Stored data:
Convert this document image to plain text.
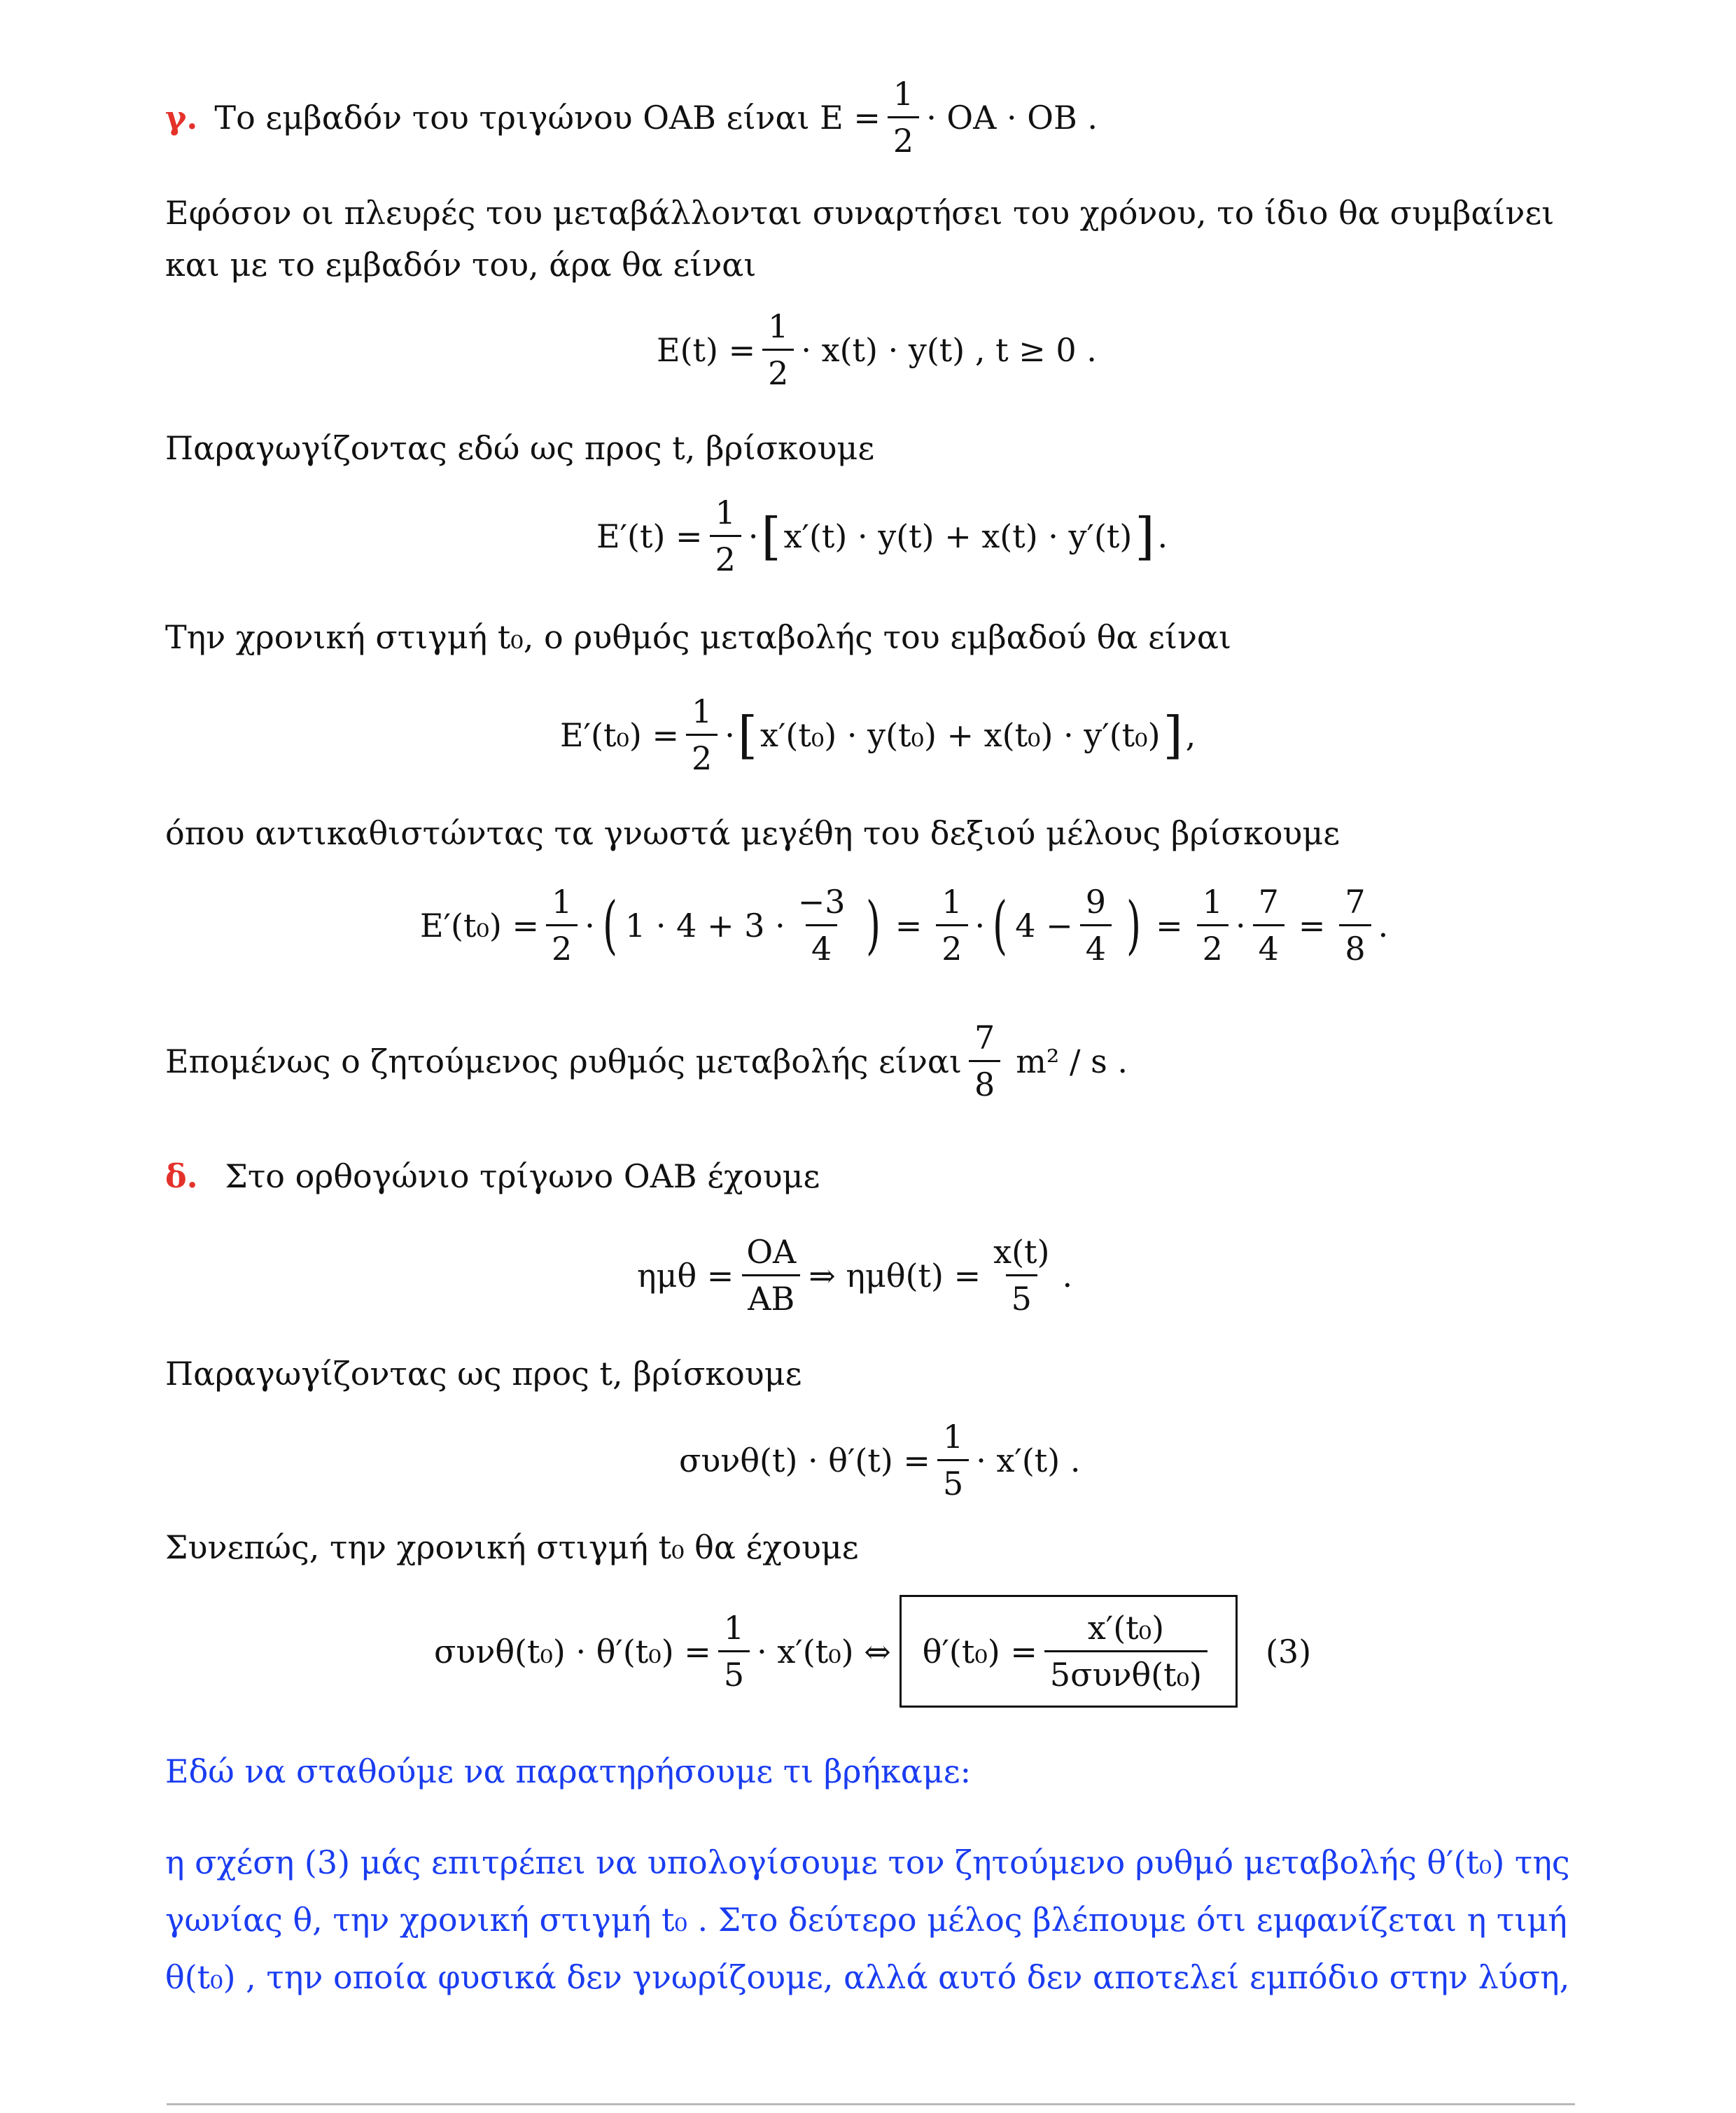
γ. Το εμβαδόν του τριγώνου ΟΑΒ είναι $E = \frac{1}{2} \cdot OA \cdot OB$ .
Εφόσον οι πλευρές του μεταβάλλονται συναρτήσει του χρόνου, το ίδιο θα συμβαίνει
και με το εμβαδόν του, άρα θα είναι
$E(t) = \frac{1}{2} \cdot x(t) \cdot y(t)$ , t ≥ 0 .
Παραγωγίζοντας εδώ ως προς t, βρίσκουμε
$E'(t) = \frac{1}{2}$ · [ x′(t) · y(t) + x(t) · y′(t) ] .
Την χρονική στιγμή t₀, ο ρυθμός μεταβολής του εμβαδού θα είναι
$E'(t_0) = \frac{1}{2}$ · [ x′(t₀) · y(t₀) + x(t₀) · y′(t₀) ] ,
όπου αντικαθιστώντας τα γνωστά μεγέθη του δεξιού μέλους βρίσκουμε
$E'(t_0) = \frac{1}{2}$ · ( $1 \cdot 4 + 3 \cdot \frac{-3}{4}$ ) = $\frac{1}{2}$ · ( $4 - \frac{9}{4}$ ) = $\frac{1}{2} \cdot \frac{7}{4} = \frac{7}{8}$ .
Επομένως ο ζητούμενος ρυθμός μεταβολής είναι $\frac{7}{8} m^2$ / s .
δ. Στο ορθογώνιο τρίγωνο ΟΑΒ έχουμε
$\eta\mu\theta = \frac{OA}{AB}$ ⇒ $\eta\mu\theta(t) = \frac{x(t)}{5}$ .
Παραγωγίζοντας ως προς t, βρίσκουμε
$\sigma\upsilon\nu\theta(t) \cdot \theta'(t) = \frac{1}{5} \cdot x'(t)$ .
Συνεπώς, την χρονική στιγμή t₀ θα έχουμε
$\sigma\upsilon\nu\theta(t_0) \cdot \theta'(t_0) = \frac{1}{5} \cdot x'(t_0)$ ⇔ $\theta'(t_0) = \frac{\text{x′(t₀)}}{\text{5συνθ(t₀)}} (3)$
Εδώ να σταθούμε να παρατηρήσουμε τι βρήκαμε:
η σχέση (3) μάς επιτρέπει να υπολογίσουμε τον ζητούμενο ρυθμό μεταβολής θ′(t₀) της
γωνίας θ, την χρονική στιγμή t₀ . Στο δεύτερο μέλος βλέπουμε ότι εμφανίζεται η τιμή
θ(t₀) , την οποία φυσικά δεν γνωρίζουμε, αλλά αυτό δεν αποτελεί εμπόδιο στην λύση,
--
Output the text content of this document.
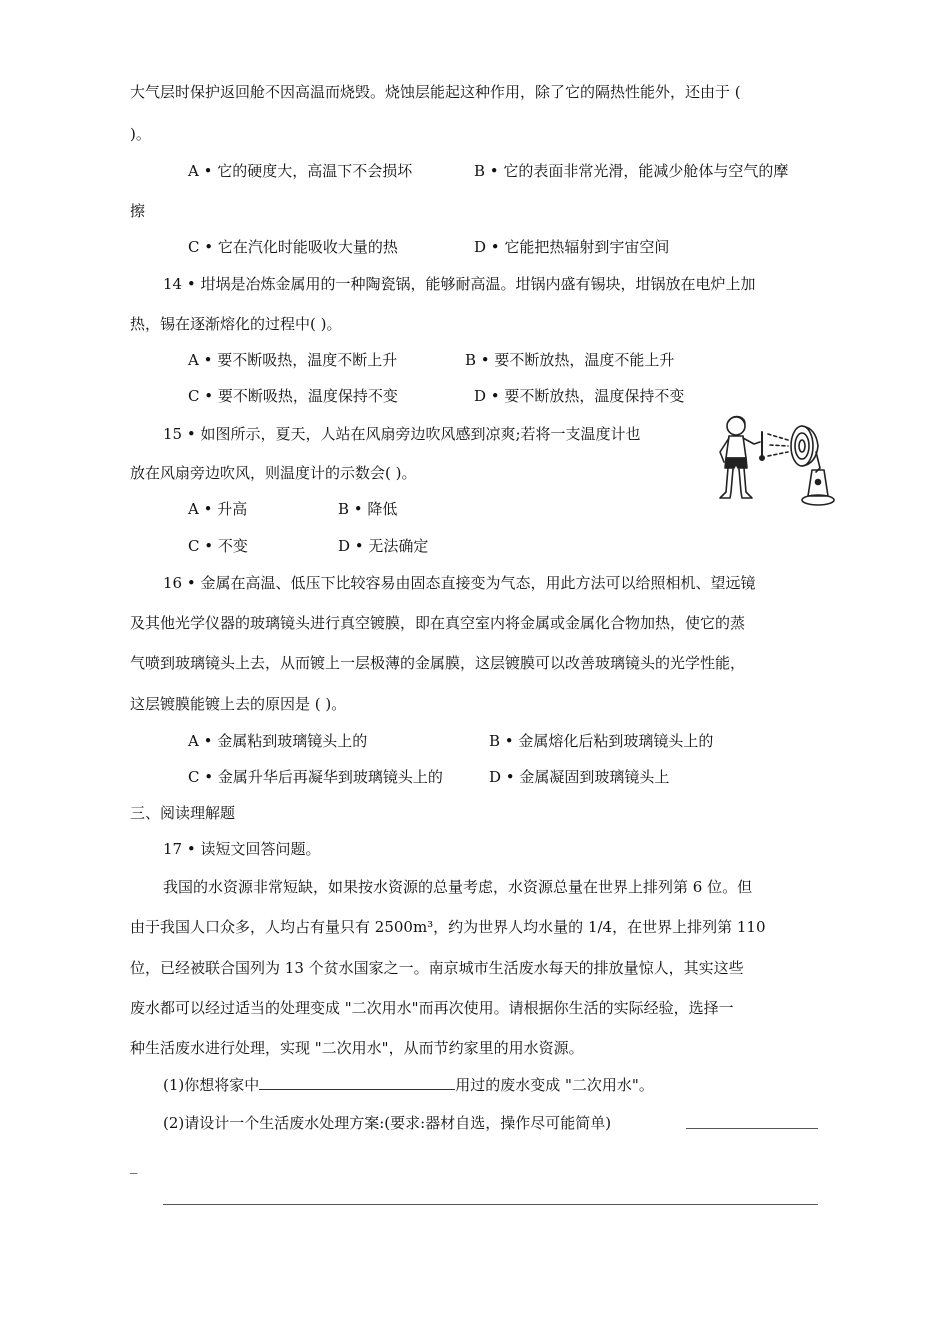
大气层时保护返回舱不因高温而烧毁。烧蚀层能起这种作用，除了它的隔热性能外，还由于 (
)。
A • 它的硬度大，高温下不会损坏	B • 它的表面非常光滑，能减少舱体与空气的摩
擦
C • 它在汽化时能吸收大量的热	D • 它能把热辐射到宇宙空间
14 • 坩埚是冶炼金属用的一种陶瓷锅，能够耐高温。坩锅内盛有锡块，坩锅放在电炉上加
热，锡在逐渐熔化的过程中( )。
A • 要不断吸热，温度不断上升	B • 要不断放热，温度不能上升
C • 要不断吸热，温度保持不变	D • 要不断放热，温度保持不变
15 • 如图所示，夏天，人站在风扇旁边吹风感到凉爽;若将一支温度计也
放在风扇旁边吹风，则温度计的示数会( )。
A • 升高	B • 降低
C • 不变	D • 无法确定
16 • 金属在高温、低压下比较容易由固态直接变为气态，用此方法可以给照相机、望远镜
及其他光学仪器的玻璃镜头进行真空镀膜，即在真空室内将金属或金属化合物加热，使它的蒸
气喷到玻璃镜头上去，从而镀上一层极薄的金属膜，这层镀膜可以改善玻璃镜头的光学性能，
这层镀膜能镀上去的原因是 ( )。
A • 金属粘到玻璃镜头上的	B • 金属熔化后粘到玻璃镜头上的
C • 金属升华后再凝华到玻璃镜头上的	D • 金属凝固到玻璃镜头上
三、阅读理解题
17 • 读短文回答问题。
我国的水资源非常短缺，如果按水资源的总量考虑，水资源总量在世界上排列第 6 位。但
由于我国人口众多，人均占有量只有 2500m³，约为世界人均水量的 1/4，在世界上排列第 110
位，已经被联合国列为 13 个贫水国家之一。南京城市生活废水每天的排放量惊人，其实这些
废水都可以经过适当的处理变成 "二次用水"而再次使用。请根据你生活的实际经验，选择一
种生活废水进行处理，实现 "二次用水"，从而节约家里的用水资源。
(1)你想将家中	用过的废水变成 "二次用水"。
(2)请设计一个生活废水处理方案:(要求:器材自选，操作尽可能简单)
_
==
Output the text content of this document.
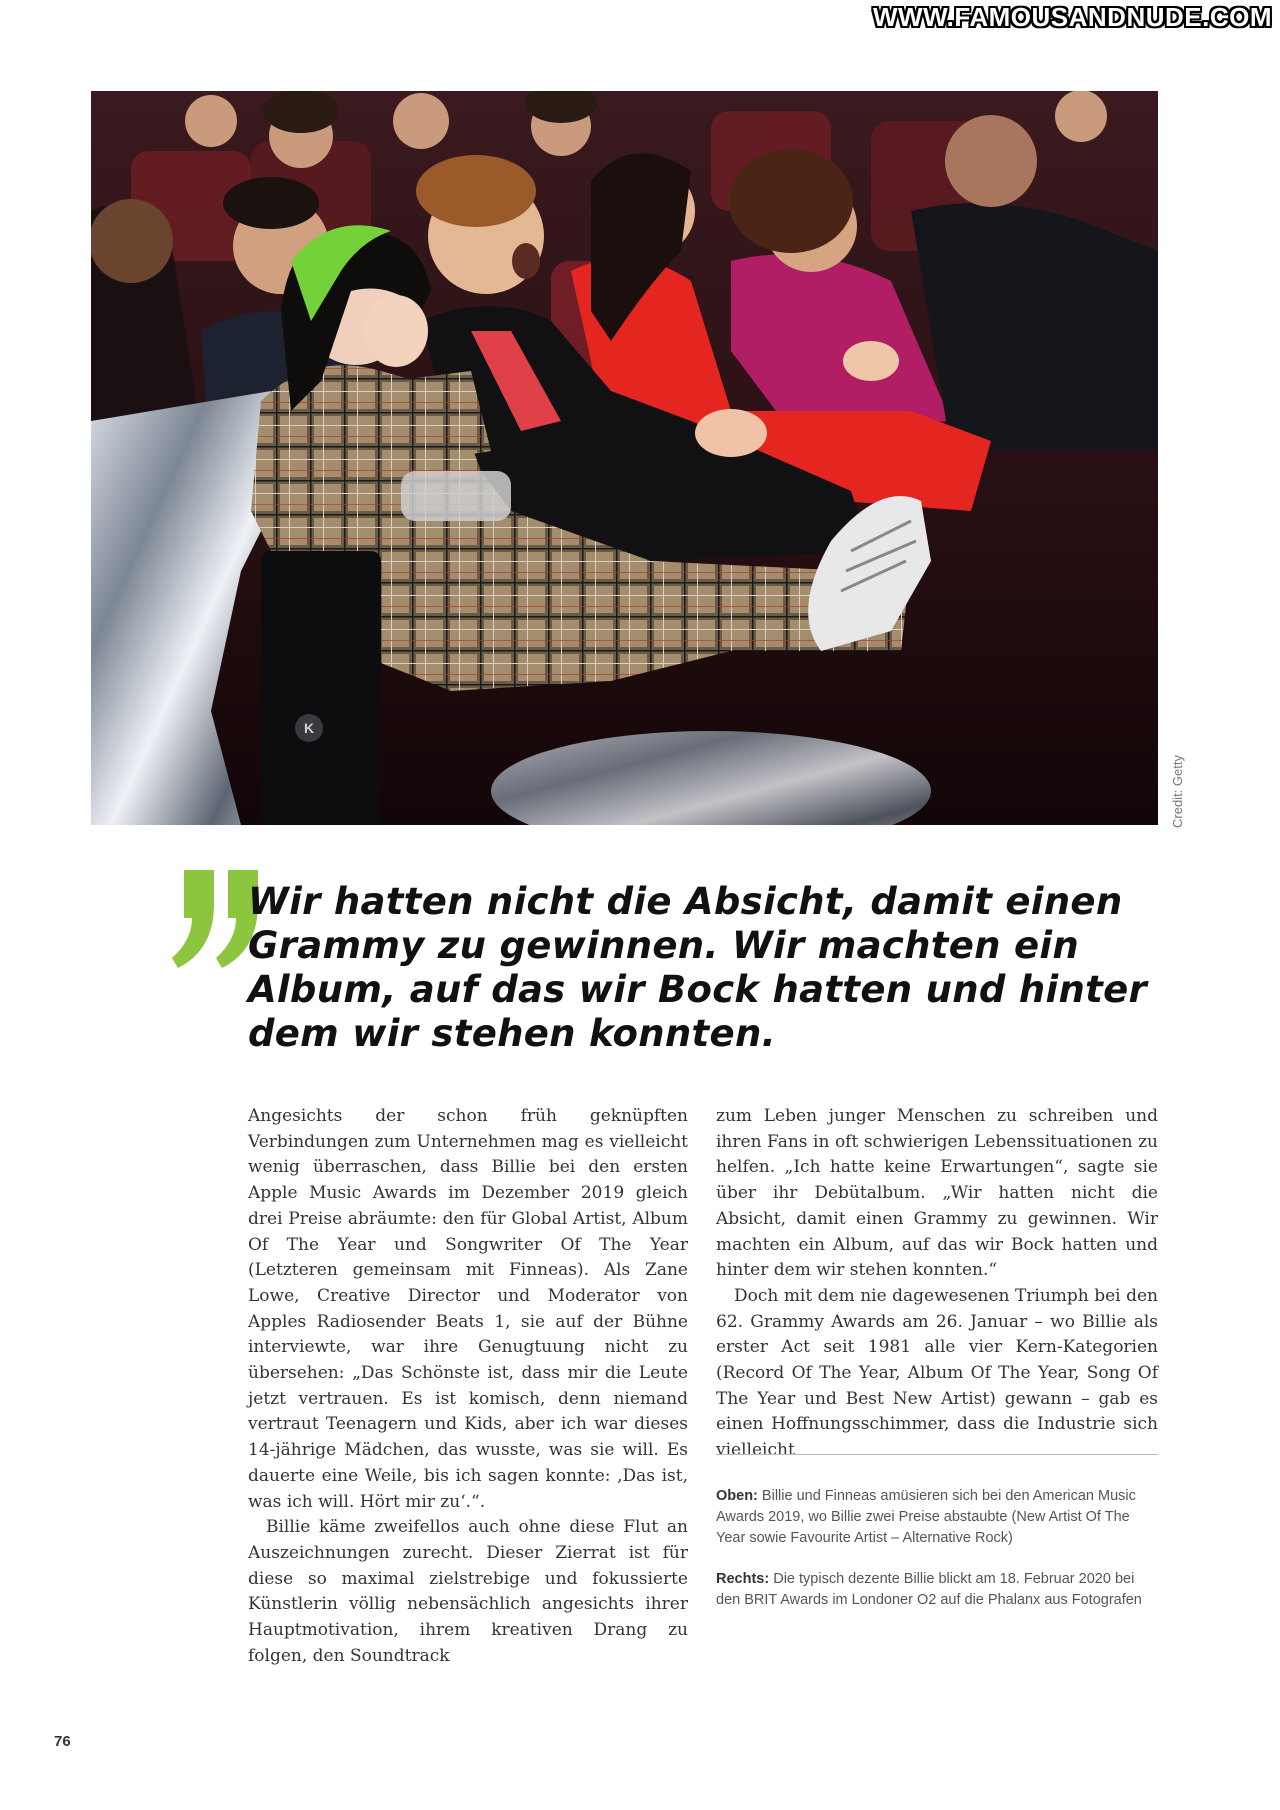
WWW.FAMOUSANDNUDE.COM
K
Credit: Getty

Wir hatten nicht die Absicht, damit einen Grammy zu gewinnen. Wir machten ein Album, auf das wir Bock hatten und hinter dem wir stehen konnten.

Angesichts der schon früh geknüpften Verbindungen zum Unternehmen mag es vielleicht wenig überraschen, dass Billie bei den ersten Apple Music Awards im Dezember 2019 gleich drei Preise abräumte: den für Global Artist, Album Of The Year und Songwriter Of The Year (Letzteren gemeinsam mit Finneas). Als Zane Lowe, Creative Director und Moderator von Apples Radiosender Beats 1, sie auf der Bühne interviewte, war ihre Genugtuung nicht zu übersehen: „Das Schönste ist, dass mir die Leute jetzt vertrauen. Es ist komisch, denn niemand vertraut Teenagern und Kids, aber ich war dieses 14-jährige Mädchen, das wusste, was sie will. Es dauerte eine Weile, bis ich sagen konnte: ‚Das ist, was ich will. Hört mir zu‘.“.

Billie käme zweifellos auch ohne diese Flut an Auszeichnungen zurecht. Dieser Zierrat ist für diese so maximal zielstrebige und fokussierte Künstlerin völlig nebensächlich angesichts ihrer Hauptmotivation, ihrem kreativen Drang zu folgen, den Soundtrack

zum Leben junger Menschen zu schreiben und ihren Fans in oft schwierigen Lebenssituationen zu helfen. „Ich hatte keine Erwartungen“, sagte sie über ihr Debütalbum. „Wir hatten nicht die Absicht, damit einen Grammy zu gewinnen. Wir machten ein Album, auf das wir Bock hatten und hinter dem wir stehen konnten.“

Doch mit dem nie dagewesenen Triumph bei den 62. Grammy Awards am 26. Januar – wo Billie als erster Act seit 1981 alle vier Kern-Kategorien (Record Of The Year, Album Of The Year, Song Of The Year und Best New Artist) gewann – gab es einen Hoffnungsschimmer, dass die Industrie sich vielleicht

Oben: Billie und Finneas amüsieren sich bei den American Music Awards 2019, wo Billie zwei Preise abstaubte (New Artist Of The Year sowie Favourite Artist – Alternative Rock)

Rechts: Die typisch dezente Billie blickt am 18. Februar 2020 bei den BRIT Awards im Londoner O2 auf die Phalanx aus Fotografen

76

Exercise task: Gather every line containing the word "theta" and copy it.

Response:
$\eta\mu\theta = \frac{OA}{AB}$ ⇒ $\eta\mu\theta(t) = \frac{x(t)}{5}$ .
$\sigma\upsilon\nu\theta(t) \cdot \theta'(t) = \frac{1}{5} \cdot x'(t)$ .
$\sigma\upsilon\nu\theta(t_0) \cdot \theta'(t_0) = \frac{1}{5} \cdot x'(t_0)$ ⇔ $\theta'(t_0) = \frac{\text{x′(t₀)}}{\text{5συνθ(t₀)}} (3)$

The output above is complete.